■ DIRECTION
Set down every line of the material below word for word, without changing anything.

>>>

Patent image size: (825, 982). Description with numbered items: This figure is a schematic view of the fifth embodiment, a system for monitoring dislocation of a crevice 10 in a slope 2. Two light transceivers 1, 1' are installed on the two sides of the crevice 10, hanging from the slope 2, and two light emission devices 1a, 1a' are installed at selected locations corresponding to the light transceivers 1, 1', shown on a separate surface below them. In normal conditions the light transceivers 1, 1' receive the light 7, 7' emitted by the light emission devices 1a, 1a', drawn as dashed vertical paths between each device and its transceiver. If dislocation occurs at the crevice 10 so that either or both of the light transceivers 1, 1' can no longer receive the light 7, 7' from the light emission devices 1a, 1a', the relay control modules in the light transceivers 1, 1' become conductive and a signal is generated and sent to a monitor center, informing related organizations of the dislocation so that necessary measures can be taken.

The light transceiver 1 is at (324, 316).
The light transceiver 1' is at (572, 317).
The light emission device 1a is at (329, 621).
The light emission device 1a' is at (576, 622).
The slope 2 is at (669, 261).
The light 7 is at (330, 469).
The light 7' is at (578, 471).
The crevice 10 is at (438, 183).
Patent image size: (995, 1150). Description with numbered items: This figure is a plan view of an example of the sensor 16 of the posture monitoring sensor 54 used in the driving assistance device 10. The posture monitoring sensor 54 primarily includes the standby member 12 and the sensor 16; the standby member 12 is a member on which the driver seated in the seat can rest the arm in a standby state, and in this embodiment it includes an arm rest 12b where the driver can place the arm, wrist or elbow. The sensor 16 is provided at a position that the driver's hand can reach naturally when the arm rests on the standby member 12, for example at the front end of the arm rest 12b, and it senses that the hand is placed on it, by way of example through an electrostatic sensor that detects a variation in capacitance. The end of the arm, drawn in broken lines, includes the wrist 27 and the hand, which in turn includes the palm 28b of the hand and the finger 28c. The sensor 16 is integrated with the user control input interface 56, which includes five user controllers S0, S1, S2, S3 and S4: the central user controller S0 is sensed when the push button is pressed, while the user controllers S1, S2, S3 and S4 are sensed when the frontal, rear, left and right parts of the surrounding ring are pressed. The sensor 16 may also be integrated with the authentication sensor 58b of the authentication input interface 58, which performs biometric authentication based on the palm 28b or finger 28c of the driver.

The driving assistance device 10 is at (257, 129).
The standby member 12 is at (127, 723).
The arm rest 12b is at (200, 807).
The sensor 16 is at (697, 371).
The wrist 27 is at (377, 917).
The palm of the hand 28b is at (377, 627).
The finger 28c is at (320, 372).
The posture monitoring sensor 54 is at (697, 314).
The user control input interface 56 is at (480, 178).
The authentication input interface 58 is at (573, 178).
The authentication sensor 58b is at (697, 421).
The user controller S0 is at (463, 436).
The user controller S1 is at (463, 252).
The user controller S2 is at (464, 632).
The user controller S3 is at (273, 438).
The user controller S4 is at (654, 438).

<<<

■ WORKED ANSWER
Patent image size: (825, 982). Description with numbered items: This figure is a schematic view of the fifth embodiment, a system for monitoring dislocation of a crevice 10 in a slope 2. Two light transceivers 1, 1' are installed on the two sides of the crevice 10, hanging from the slope 2, and two light emission devices 1a, 1a' are installed at selected locations corresponding to the light transceivers 1, 1', shown on a separate surface below them. In normal conditions the light transceivers 1, 1' receive the light 7, 7' emitted by the light emission devices 1a, 1a', drawn as dashed vertical paths between each device and its transceiver. If dislocation occurs at the crevice 10 so that either or both of the light transceivers 1, 1' can no longer receive the light 7, 7' from the light emission devices 1a, 1a', the relay control modules in the light transceivers 1, 1' become conductive and a signal is generated and sent to a monitor center, informing related organizations of the dislocation so that necessary measures can be taken.

The light transceiver 1 is at (324, 316).
The light transceiver 1' is at (572, 317).
The light emission device 1a is at (329, 621).
The light emission device 1a' is at (576, 622).
The slope 2 is at (669, 261).
The light 7 is at (330, 469).
The light 7' is at (578, 471).
The crevice 10 is at (438, 183).
Patent image size: (995, 1150). Description with numbered items: This figure is a plan view of an example of the sensor 16 of the posture monitoring sensor 54 used in the driving assistance device 10. The posture monitoring sensor 54 primarily includes the standby member 12 and the sensor 16; the standby member 12 is a member on which the driver seated in the seat can rest the arm in a standby state, and in this embodiment it includes an arm rest 12b where the driver can place the arm, wrist or elbow. The sensor 16 is provided at a position that the driver's hand can reach naturally when the arm rests on the standby member 12, for example at the front end of the arm rest 12b, and it senses that the hand is placed on it, by way of example through an electrostatic sensor that detects a variation in capacitance. The end of the arm, drawn in broken lines, includes the wrist 27 and the hand, which in turn includes the palm 28b of the hand and the finger 28c. The sensor 16 is integrated with the user control input interface 56, which includes five user controllers S0, S1, S2, S3 and S4: the central user controller S0 is sensed when the push button is pressed, while the user controllers S1, S2, S3 and S4 are sensed when the frontal, rear, left and right parts of the surrounding ring are pressed. The sensor 16 may also be integrated with the authentication sensor 58b of the authentication input interface 58, which performs biometric authentication based on the palm 28b or finger 28c of the driver.

The driving assistance device 10 is at (257, 129).
The standby member 12 is at (127, 723).
The arm rest 12b is at (200, 807).
The sensor 16 is at (697, 371).
The wrist 27 is at (377, 917).
The palm of the hand 28b is at (377, 627).
The finger 28c is at (320, 372).
The posture monitoring sensor 54 is at (697, 314).
The user control input interface 56 is at (480, 178).
The authentication input interface 58 is at (573, 178).
The authentication sensor 58b is at (697, 421).
The user controller S0 is at (463, 436).
The user controller S1 is at (463, 252).
The user controller S2 is at (464, 632).
The user controller S3 is at (273, 438).
The user controller S4 is at (654, 438).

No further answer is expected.